> _TASK TO CARRY OUT_
Determine the number of lines containing the word "color". Reply with it and nothing else.

> _SUPPLIED INFORMATION_
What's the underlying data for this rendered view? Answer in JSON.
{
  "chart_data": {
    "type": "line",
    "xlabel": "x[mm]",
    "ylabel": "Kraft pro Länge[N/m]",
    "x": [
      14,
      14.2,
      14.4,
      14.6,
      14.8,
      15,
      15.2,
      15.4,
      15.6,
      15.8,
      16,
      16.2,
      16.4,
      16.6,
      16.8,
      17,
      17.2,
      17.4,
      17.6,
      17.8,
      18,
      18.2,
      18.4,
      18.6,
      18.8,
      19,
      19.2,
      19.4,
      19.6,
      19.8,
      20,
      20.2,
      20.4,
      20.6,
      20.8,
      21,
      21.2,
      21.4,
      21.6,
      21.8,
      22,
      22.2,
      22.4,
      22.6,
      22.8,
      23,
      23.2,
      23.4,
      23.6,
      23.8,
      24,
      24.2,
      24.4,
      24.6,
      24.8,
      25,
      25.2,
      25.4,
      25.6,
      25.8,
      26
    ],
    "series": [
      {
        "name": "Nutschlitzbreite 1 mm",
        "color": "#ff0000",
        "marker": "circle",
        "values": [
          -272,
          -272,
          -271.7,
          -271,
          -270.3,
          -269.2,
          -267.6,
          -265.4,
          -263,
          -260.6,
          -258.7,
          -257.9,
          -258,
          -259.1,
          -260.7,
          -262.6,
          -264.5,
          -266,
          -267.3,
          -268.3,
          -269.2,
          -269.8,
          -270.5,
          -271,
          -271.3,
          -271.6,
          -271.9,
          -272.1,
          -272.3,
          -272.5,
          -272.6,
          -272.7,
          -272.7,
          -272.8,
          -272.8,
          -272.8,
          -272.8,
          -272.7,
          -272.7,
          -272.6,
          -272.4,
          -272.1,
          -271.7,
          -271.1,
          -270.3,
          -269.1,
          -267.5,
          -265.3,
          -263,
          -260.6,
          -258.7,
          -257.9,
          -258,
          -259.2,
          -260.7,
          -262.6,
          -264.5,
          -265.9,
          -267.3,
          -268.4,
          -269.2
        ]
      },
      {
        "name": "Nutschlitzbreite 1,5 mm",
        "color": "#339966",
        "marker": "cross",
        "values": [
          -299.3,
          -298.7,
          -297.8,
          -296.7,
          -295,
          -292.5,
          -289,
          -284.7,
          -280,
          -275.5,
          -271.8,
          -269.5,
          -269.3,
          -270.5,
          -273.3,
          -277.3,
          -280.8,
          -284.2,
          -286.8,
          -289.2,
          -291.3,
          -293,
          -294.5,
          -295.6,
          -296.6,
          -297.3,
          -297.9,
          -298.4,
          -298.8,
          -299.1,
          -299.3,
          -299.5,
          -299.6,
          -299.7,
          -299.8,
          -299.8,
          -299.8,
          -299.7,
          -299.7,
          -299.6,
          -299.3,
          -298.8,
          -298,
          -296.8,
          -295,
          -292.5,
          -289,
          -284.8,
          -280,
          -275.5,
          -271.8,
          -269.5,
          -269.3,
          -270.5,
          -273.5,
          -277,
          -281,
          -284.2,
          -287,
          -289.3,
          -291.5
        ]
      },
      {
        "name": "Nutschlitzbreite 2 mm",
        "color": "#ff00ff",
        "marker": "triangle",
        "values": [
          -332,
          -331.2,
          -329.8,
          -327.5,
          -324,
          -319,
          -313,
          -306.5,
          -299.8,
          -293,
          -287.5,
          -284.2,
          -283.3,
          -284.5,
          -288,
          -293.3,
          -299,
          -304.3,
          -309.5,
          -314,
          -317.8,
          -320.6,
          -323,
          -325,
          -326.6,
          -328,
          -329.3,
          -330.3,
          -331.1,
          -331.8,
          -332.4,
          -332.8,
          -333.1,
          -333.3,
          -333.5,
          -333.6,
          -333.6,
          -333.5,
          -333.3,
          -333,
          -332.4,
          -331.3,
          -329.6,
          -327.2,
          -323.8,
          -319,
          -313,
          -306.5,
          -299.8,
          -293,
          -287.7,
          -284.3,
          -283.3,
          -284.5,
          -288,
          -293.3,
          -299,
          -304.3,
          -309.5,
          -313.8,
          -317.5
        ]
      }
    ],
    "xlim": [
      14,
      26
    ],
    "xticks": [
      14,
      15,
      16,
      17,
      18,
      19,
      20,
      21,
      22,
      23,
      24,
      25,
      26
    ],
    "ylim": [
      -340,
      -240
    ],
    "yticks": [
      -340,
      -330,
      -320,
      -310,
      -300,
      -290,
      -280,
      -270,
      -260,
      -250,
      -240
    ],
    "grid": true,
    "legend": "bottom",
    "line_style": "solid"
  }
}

> _THE COMPLETED TASK_
3